[Exercise details] Turn every line of the listing below into a numbered list, leaving out any blank lines.

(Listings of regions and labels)

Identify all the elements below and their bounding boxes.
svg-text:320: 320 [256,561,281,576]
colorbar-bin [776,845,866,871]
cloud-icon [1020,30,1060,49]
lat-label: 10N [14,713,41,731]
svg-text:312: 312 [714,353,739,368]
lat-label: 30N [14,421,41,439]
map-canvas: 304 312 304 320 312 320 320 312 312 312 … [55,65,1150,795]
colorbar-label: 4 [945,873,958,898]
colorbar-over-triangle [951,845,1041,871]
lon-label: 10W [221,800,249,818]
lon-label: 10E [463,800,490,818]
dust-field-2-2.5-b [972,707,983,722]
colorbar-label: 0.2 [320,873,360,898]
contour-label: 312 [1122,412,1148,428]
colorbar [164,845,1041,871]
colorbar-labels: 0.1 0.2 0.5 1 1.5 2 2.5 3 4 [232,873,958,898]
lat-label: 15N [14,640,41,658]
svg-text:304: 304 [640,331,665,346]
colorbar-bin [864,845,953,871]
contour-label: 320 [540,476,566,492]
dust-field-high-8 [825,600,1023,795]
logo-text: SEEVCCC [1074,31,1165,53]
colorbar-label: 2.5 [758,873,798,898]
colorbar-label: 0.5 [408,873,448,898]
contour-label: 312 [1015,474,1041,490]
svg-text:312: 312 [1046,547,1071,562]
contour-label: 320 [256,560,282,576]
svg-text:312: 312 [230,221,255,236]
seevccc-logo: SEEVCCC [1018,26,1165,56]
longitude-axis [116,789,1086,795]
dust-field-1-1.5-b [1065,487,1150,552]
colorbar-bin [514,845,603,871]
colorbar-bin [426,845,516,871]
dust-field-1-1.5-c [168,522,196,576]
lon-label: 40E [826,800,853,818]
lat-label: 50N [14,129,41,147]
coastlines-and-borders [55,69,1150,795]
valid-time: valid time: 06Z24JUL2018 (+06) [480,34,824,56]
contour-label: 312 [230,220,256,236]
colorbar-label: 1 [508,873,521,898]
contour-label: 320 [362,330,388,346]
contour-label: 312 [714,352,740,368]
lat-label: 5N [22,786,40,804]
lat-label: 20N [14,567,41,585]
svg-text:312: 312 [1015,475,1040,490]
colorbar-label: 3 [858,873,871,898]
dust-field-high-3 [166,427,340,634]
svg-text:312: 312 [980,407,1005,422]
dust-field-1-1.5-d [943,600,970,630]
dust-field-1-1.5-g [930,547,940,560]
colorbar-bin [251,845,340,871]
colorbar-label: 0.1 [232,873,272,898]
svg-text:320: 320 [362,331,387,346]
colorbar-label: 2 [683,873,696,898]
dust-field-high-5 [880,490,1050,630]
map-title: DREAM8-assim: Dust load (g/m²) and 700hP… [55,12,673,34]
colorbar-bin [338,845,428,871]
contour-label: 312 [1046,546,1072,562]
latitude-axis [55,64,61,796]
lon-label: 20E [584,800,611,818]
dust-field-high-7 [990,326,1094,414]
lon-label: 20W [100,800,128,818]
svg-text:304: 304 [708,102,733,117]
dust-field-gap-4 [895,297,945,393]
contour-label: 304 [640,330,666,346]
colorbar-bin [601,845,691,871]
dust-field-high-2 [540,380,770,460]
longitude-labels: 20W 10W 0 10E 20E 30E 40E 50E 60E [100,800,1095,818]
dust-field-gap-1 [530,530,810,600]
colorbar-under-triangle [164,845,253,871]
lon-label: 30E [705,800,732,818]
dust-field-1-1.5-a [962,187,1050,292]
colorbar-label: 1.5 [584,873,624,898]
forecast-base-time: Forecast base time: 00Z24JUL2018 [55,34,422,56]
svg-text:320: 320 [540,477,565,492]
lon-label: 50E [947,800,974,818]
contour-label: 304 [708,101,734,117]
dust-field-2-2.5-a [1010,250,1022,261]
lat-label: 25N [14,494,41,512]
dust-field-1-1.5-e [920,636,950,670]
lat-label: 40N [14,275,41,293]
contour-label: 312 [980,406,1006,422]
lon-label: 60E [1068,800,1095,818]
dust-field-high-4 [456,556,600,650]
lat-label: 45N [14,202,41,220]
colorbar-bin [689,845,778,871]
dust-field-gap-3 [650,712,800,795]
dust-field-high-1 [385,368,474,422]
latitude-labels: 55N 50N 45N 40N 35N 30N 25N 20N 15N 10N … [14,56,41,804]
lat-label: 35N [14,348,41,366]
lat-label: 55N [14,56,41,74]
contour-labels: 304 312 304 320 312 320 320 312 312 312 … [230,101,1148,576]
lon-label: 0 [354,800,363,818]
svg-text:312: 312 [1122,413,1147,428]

[Answer to the task]
1. Identify all the elements below and their bounding boxes.
2. svg-text:320: 320 [256,561,281,576]
3. colorbar-bin [776,845,866,871]
4. cloud-icon [1020,30,1060,49]
5. lat-label: 10N [14,713,41,731]
6. svg-text:312: 312 [714,353,739,368]
7. lat-label: 30N [14,421,41,439]
8. map-canvas: 304 312 304 320 312 320 320 312 312 312 … [55,65,1150,795]
9. colorbar-label: 4 [945,873,958,898]
10. colorbar-over-triangle [951,845,1041,871]
11. lon-label: 10W [221,800,249,818]
12. lon-label: 10E [463,800,490,818]
13. dust-field-2-2.5-b [972,707,983,722]
14. colorbar-label: 0.2 [320,873,360,898]
15. contour-label: 312 [1122,412,1148,428]
16. colorbar [164,845,1041,871]
17. colorbar-labels: 0.1 0.2 0.5 1 1.5 2 2.5 3 4 [232,873,958,898]
18. lat-label: 15N [14,640,41,658]
19. svg-text:304: 304 [640,331,665,346]
20. colorbar-bin [864,845,953,871]
21. contour-label: 320 [540,476,566,492]
22. dust-field-high-8 [825,600,1023,795]
23. logo-text: SEEVCCC [1074,31,1165,53]
24. colorbar-label: 2.5 [758,873,798,898]
25. colorbar-label: 0.5 [408,873,448,898]
26. contour-label: 312 [1015,474,1041,490]
27. svg-text:312: 312 [1046,547,1071,562]
28. contour-label: 320 [256,560,282,576]
29. svg-text:312: 312 [230,221,255,236]
30. seevccc-logo: SEEVCCC [1018,26,1165,56]
31. longitude-axis [116,789,1086,795]
32. dust-field-1-1.5-b [1065,487,1150,552]
33. colorbar-bin [514,845,603,871]
34. colorbar-bin [426,845,516,871]
35. dust-field-1-1.5-c [168,522,196,576]
36. lon-label: 40E [826,800,853,818]
37. lat-label: 50N [14,129,41,147]
38. coastlines-and-borders [55,69,1150,795]
39. valid-time: valid time: 06Z24JUL2018 (+06) [480,34,824,56]
40. contour-label: 312 [230,220,256,236]
41. colorbar-label: 1 [508,873,521,898]
42. contour-label: 320 [362,330,388,346]
43. contour-label: 312 [714,352,740,368]
44. lat-label: 5N [22,786,40,804]
45. lat-label: 20N [14,567,41,585]
46. svg-text:312: 312 [1015,475,1040,490]
47. colorbar-label: 3 [858,873,871,898]
48. dust-field-high-3 [166,427,340,634]
49. svg-text:312: 312 [980,407,1005,422]
50. dust-field-1-1.5-d [943,600,970,630]
51. dust-field-1-1.5-g [930,547,940,560]
52. colorbar-bin [251,845,340,871]
53. colorbar-label: 0.1 [232,873,272,898]
54. svg-text:320: 320 [362,331,387,346]
55. colorbar-label: 2 [683,873,696,898]
56. dust-field-high-5 [880,490,1050,630]
57. map-title: DREAM8-assim: Dust load (g/m²) and 700hP… [55,12,673,34]
58. colorbar-bin [338,845,428,871]
59. contour-label: 312 [1046,546,1072,562]
60. latitude-axis [55,64,61,796]
61. lon-label: 20E [584,800,611,818]
62. dust-field-high-7 [990,326,1094,414]
63. lon-label: 20W [100,800,128,818]
64. svg-text:304: 304 [708,102,733,117]
65. dust-field-gap-4 [895,297,945,393]
66. contour-label: 304 [640,330,666,346]
67. colorbar-bin [601,845,691,871]
68. dust-field-high-2 [540,380,770,460]
69. longitude-labels: 20W 10W 0 10E 20E 30E 40E 50E 60E [100,800,1095,818]
70. dust-field-gap-1 [530,530,810,600]
71. colorbar-under-triangle [164,845,253,871]
72. lon-label: 30E [705,800,732,818]
73. dust-field-1-1.5-a [962,187,1050,292]
74. colorbar-label: 1.5 [584,873,624,898]
75. forecast-base-time: Forecast base time: 00Z24JUL2018 [55,34,422,56]
76. svg-text:320: 320 [540,477,565,492]
77. lon-label: 50E [947,800,974,818]
78. contour-label: 304 [708,101,734,117]
79. dust-field-2-2.5-a [1010,250,1022,261]
80. lat-label: 25N [14,494,41,512]
81. dust-field-1-1.5-e [920,636,950,670]
82. lat-label: 40N [14,275,41,293]
83. contour-label: 312 [980,406,1006,422]
84. lon-label: 60E [1068,800,1095,818]
85. dust-field-high-4 [456,556,600,650]
86. lat-label: 45N [14,202,41,220]
87. colorbar-bin [689,845,778,871]
88. dust-field-gap-3 [650,712,800,795]
89. dust-field-high-1 [385,368,474,422]
90. latitude-labels: 55N 50N 45N 40N 35N 30N 25N 20N 15N 10N … [14,56,41,804]
91. lat-label: 35N [14,348,41,366]
92. lat-label: 55N [14,56,41,74]
93. contour-labels: 304 312 304 320 312 320 320 312 312 312 … [230,101,1148,576]
94. lon-label: 0 [354,800,363,818]
95. svg-text:312: 312 [1122,413,1147,428]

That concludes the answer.